(Extracted data entries)
----
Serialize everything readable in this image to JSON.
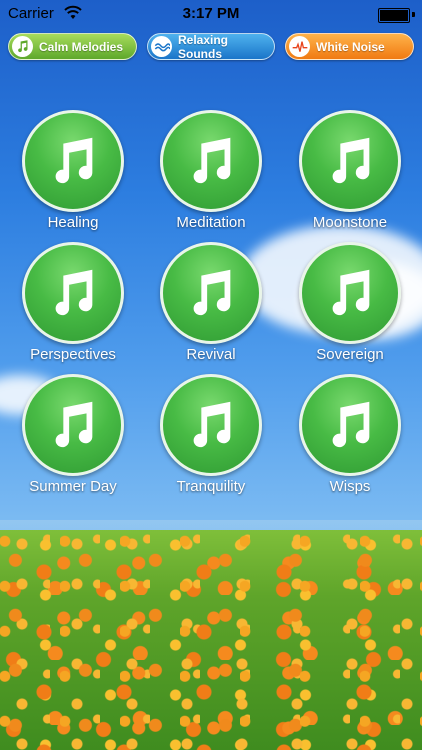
{
  "status_bar": {
    "carrier": "Carrier",
    "time": "3:17 PM"
  },
  "tabs": [
    {
      "label": "Calm Melodies",
      "icon": "music-note-icon",
      "color": "#5ea82b"
    },
    {
      "label": "Relaxing Sounds",
      "icon": "wave-icon",
      "color": "#1a75c9"
    },
    {
      "label": "White Noise",
      "icon": "pulse-icon",
      "color": "#f07a12"
    }
  ],
  "melodies": [
    {
      "label": "Healing"
    },
    {
      "label": "Meditation"
    },
    {
      "label": "Moonstone"
    },
    {
      "label": "Perspectives"
    },
    {
      "label": "Revival"
    },
    {
      "label": "Sovereign"
    },
    {
      "label": "Summer Day"
    },
    {
      "label": "Tranquility"
    },
    {
      "label": "Wisps"
    }
  ],
  "accent_green": "#48bb45"
}
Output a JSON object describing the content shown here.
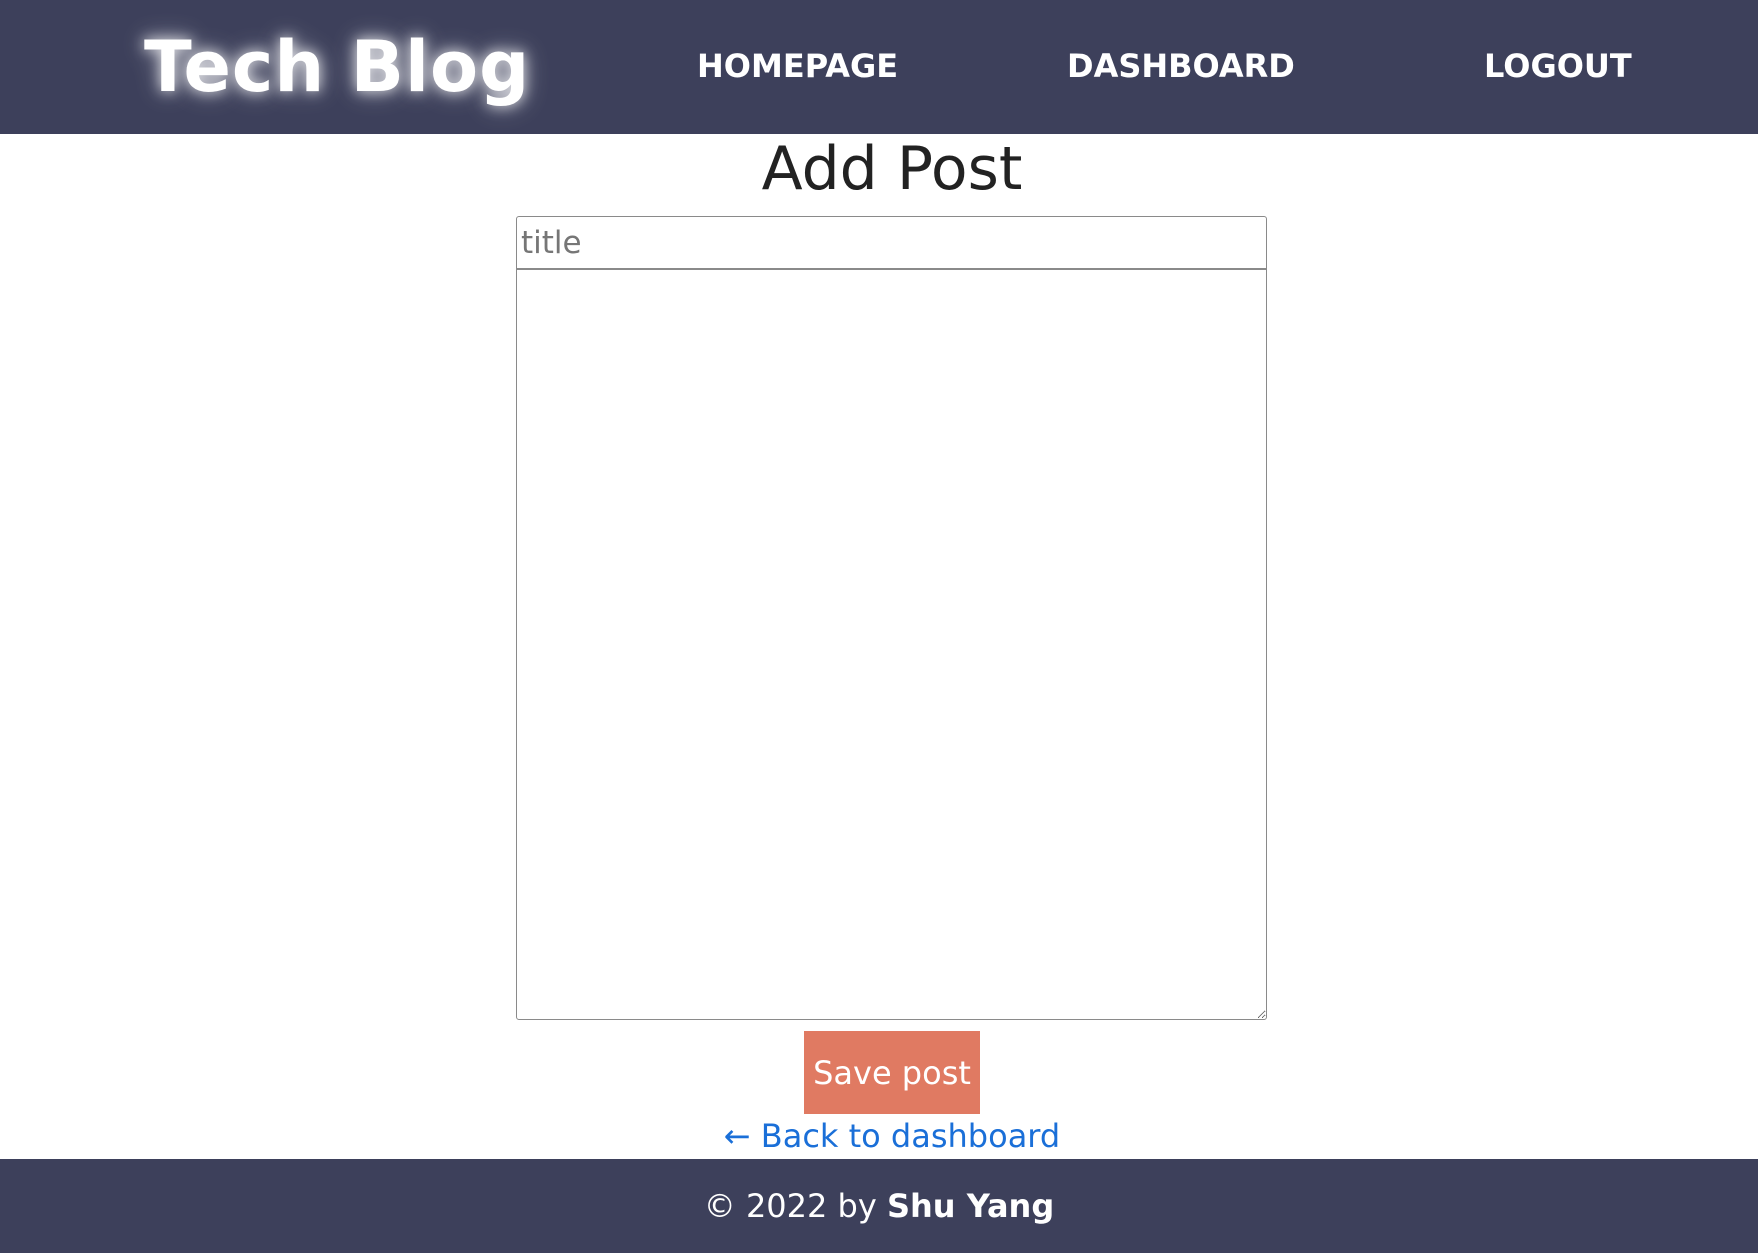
{
  "navbar": {
    "brand": "Tech Blog",
    "links": [
      {
        "label": "HOMEPAGE"
      },
      {
        "label": "DASHBOARD"
      },
      {
        "label": "LOGOUT"
      }
    ],
    "background_color": "#3d405b"
  },
  "main": {
    "title": "Add Post",
    "title_input": {
      "placeholder": "title",
      "value": ""
    },
    "body_textarea": {
      "value": ""
    },
    "save_button_label": "Save post",
    "save_button_color": "#e07a62",
    "back_link_label": "← Back to dashboard",
    "back_link_color": "#1a6fd8"
  },
  "footer": {
    "prefix": "© 2022 by ",
    "author": "Shu Yang"
  }
}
----
Written task
Pictures don't belong in the copy. Transcribe every record exactly as it appears.

Reply to the exercise
Serialize everything readable in this image to JSON.
{
  "status_bar": {
    "carrier": "Carrier",
    "time": "3:17 PM"
  },
  "tabs": [
    {
      "label": "Calm Melodies",
      "icon": "music-note-icon",
      "color": "#5ea82b"
    },
    {
      "label": "Relaxing Sounds",
      "icon": "wave-icon",
      "color": "#1a75c9"
    },
    {
      "label": "White Noise",
      "icon": "pulse-icon",
      "color": "#f07a12"
    }
  ],
  "melodies": [
    {
      "label": "Healing"
    },
    {
      "label": "Meditation"
    },
    {
      "label": "Moonstone"
    },
    {
      "label": "Perspectives"
    },
    {
      "label": "Revival"
    },
    {
      "label": "Sovereign"
    },
    {
      "label": "Summer Day"
    },
    {
      "label": "Tranquility"
    },
    {
      "label": "Wisps"
    }
  ],
  "accent_green": "#48bb45"
}
Output a JSON object describing the content shown here.
{
  "navbar": {
    "brand": "Tech Blog",
    "links": [
      {
        "label": "HOMEPAGE"
      },
      {
        "label": "DASHBOARD"
      },
      {
        "label": "LOGOUT"
      }
    ],
    "background_color": "#3d405b"
  },
  "main": {
    "title": "Add Post",
    "title_input": {
      "placeholder": "title",
      "value": ""
    },
    "body_textarea": {
      "value": ""
    },
    "save_button_label": "Save post",
    "save_button_color": "#e07a62",
    "back_link_label": "← Back to dashboard",
    "back_link_color": "#1a6fd8"
  },
  "footer": {
    "prefix": "© 2022 by ",
    "author": "Shu Yang"
  }
}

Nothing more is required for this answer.